DATASET ROWS ->

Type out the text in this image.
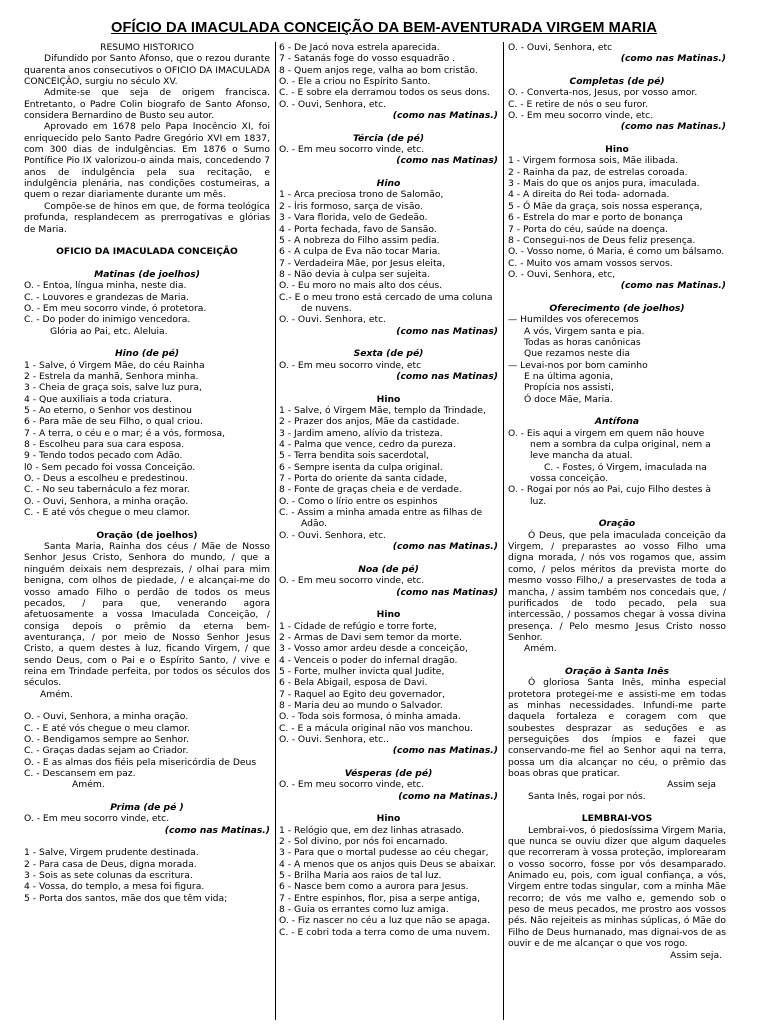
OFÍCIO DA IMACULADA CONCEIÇÃO DA BEM-AVENTURADA VIRGEM MARIA

RESUMO HISTORICO

Difundido por Santo Afonso, que o rezou durante quarenta anos consecutivos o OFICIO DA IMACULADA CONCEIÇÃO, surgiu no século XV.

Admite-se que seja de origem francisca. Entretanto, o Padre Colin biografo de Santo Afonso, considera Bernardino de Busto seu autor.

Aprovado em 1678 pelo Papa Inocêncio XI, foi enriquecido pelo Santo Padre Gregório XVI em 1837, com 300 dias de indulgências. Em 1876 o Sumo Pontífice Pio IX valorizou-o ainda mais, concedendo 7 anos de indulgência pela sua recitação, e indulgência plenária, nas condições costumeiras, a quem o rezar diariamente durante um mês.

Compõe-se de hinos em que, de forma teológica profunda, resplandecem as prerrogativas e glórias de Maria.

OFICIO DA IMACULADA CONCEIÇÃO

Matinas (de joelhos)

O. - Entoa, língua minha, neste dia.

C. - Louvores e grandezas de Maria.

O. - Em meu socorro vinde, ó protetora.

C. - Do poder do inimigo vencedora.

Glória ao Pai, etc. Aleluia.

Hino (de pé)

1 - Salve, ó Virgem Mãe, do céu Rainha

2 - Estrela da manhã, Senhora minha.

3 - Cheia de graça sois, salve luz pura,

4 - Que auxiliais a toda criatura.

5 - Ao eterno, o Senhor vos destinou

6 - Para mãe de seu Filho, o qual criou.

7 - A terra, o céu e o mar; é a vós, formosa,

8 - Escolheu para sua cara esposa.

9 - Tendo todos pecado com Adão.

l0 - Sem pecado foi vossa Conceição.

O. - Deus a escolheu e predestinou.

C. - No seu tabernáculo a fez morar.

O. - Ouvi, Senhora, a minha oração.

C. - E até vós chegue o meu clamor.

Oração (de joelhos)

Santa Maria, Rainha dos céus / Mãe de Nosso Senhor Jesus Cristo, Senhora do mundo, / que a ninguém deixais nem desprezais, / olhai para mim benigna, com olhos de piedade, / e alcançai-me do vosso amado Filho o perdão de todos os meus pecados, / para que, venerando agora afetuosamente a vossa Imaculada Conceição, / consiga depois o prêmio da eterna bem-aventurança, / por meio de Nosso Senhor Jesus Cristo, a quem destes à luz, ficando Virgem, / que sendo Deus, com o Pai e o Espírito Santo, / vive e reina em Trindade perfeita, por todos os séculos dos séculos.

Amém.

O. - Ouvi, Senhora, a minha oração.

C. - E até vós chegue o meu clamor.

O. - Bendigamos sempre ao Senhor.

C. - Graças dadas sejam ao Criador.

O. - E as almas dos fiéis pela misericórdia de Deus

C. - Descansem em paz.

Amém.

Prima (de pé )

O. - Em meu socorro vinde, etc.

(como nas Matinas.)

1 - Salve, Virgem prudente destinada.

2 - Para casa de Deus, digna morada.

3 - Sois as sete colunas da escritura.

4 - Vossa, do templo, a mesa foi figura.

5 - Porta dos santos, mãe dos que têm vida;

6 - De Jacó nova estrela aparecida.

7 - Satanás foge do vosso esquadrão .

8 - Quem anjos rege, valha ao bom cristão.

O. - Ele a criou no Espírito Santo.

C. - E sobre ela derramou todos os seus dons.

O. - Ouvi, Senhora, etc.

(como nas Matinas.)

Tércia (de pé)

O. - Em meu socorro vinde, etc.

(como nas Matinas)

Hino

1 - Arca preciosa trono de Salomão,

2 - Íris formoso, sarça de visão.

3 - Vara florida, velo de Gedeão.

4 - Porta fechada, favo de Sansão.

5 - A nobreza do Filho assim pedia.

6 - A culpa de Eva não tocar Maria.

7 - Verdadeira Mãe, por Jesus eleita,

8 - Não devia à culpa ser sujeita.

O. - Eu moro no mais alto dos céus.

C.- E o meu trono está cercado de uma coluna de nuvens.

O. - Ouvi. Senhora, etc.

(como nas Matinas)

Sexta (de pé)

O. - Em meu socorro vinde, etc

(como nas Matinas)

Hino

1 - Salve, ó Virgem Mãe, templo da Trindade,

2 - Prazer dos anjos, Mãe da castidade.

3 - Jardim ameno, alívio da tristeza.

4 - Palma que vence, cedro da pureza.

5 - Terra bendita sois sacerdotal,

6 - Sempre isenta da culpa original.

7 - Porta do oriente da santa cidade,

8 - Fonte de graças cheia e de verdade.

O. - Como o lírio entre os espinhos

C. - Assim a minha amada entre as filhas de Adão.

O. - Ouvi. Senhora, etc.

(como nas Matinas.)

Noa (de pé)

O. - Em meu socorro vinde, etc.

(como nas Matinas)

Hino

1 - Cidade de refúgio e torre forte,

2 - Armas de Davi sem temor da morte.

3 - Vosso amor ardeu desde a conceição,

4 - Venceis o poder do infernal dragão.

5 - Forte, mulher invicta qual Judite,

6 - Bela Abigail, esposa de Davi.

7 - Raquel ao Egito deu governador,

8 - Maria deu ao mundo o Salvador.

O. - Toda sois formosa, ó minha amada.

C. - E a mácula original não vos manchou.

O. - Ouvi. Senhora, etc..

(como nas Matinas.)

Vésperas (de pé)

O. - Em meu socorro vinde, etc.

(como na Matinas.)

Hino

1 - Relógio que, em dez linhas atrasado.

2 - Sol divino, por nós foi encarnado.

3 - Para que o mortal pudesse ao céu chegar,

4 - A menos que os anjos quis Deus se abaixar.

5 - Brilha Maria aos raios de tal luz.

6 - Nasce bem como a aurora para Jesus.

7 - Entre espinhos, flor, pisa a serpe antiga,

8 - Guia os errantes como luz amiga.

O. - Fiz nascer no céu a luz que não se apaga.

C. - E cobri toda a terra como de uma nuvem.

O. - Ouvi, Senhora, etc

(como nas Matinas.)

Completas (de pé)

O. - Converta-nos, Jesus, por vosso amor.

C. - E retire de nós o seu furor.

O. - Em meu socorro vinde, etc.

(como nas Matinas.)

Hino

1 - Virgem formosa sois, Mãe ilibada.

2 - Rainha da paz, de estrelas coroada.

3 - Mais do que os anjos pura, imaculada.

4 - A direita do Rei toda- adornada.

5 - Ó Mãe da graça, sois nossa esperança,

6 - Estrela do mar e porto de bonança

7 - Porta do céu, saúde na doença.

8 - Consegui-nos de Deus feliz presença.

O. - Vosso nome, ó Maria, é como um bálsamo.

C. - Muito vos amam vossos servos.

O. - Ouvi, Senhora, etc,

(como nas Matinas.)

Oferecimento (de joelhos)

— Humildes vos oferecemos

A vós, Virgem santa e pia.

Todas as horas canônicas

Que rezamos neste dia

— Levai-nos por bom caminho

E na última agonia,

Propícia nos assisti,

Ó doce Mãe, Maria.

Antífona

O. - Eis aqui a virgem em quem não houve nem a sombra da culpa original, nem a leve mancha da atual.

C. - Fostes, ó Virgem, imaculada na vossa conceição.

O. - Rogai por nós ao Pai, cujo Filho destes à luz.

Oração

Ó Deus, que pela imaculada conceição da Virgem, / preparastes ao vosso Filho uma digna morada, / nós vos rogamos que, assim como, / pelos méritos da prevista morte do mesmo vosso Filho,/ a preservastes de toda a mancha, / assim também nos concedais que, / purificados de todo pecado, pela sua intercessão, / possamos chegar à vossa divina presença. / Pelo mesmo Jesus Cristo nosso Senhor.

Amém.

Oração à Santa Inês

Ó gloriosa Santa Inês, minha especial protetora protegei-me e assisti-me em todas as minhas necessidades. Infundi-me parte daquela fortaleza e coragem com que soubestes desprazar as seduções e as perseguições dos ímpios e fazei que conservando-me fiel ao Senhor aqui na terra, possa um dia alcançar no céu, o prêmio das boas obras que praticar.

Assim seja

Santa Inês, rogai por nós.

LEMBRAI-VOS

Lembrai-vos, ó piedosíssima Virgem Maria, que nunca se ouviu dizer que algum daqueles que recorreram à vossa proteção, implorearam o vosso socorro, fosse por vós desamparado. Animado eu, pois, com igual confiança, a vós, Virgem entre todas singular, com a minha Mãe recorro; de vós me valho e, gemendo sob o peso de meus pecados, me prostro aos vossos pés. Não rejeiteis as minhas súplicas, ó Mãe do Filho de Deus hurnanado, mas dignai-vos de as ouvir e de me alcançar o que vos rogo.

Assim seja.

DESCRIPTION OF THE TASK ->
Look through the entries above; copy each line where the string "esposa" appears.

EXPECTED ANSWER ->
8 - Escolheu para sua cara esposa.
6 - Bela Abigail, esposa de Davi.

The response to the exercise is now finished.